**** DATA SUPPLIED ****

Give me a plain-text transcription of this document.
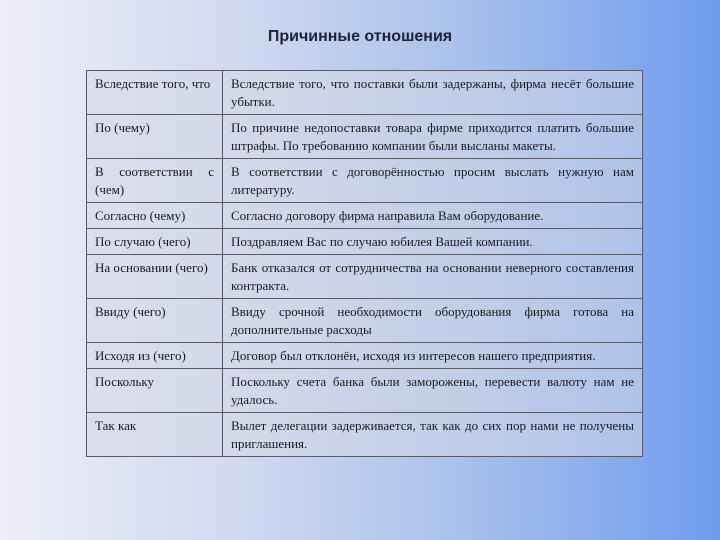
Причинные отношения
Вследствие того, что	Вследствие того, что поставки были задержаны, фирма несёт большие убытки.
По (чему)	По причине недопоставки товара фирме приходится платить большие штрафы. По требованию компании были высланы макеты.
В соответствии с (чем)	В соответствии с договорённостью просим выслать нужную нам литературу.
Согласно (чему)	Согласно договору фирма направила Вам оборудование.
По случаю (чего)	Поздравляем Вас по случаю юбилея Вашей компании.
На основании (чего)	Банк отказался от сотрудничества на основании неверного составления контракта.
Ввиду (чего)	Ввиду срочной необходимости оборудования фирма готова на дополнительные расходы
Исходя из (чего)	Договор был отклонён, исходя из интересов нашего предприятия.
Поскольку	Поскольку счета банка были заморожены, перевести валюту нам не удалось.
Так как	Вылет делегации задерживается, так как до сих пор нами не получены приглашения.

****

* **TASK STATEMENT**: Leave the pictures out and write out every entry exactly as given.

* **CORRECT ANSWER**:
Give me a plain-text transcription of this document.
Причинные отношения
Вследствие того, что	Вследствие того, что поставки были задержаны, фирма несёт большие убытки.
По (чему)	По причине недопоставки товара фирме приходится платить большие штрафы. По требованию компании были высланы макеты.
В соответствии с (чем)	В соответствии с договорённостью просим выслать нужную нам литературу.
Согласно (чему)	Согласно договору фирма направила Вам оборудование.
По случаю (чего)	Поздравляем Вас по случаю юбилея Вашей компании.
На основании (чего)	Банк отказался от сотрудничества на основании неверного составления контракта.
Ввиду (чего)	Ввиду срочной необходимости оборудования фирма готова на дополнительные расходы
Исходя из (чего)	Договор был отклонён, исходя из интересов нашего предприятия.
Поскольку	Поскольку счета банка были заморожены, перевести валюту нам не удалось.
Так как	Вылет делегации задерживается, так как до сих пор нами не получены приглашения.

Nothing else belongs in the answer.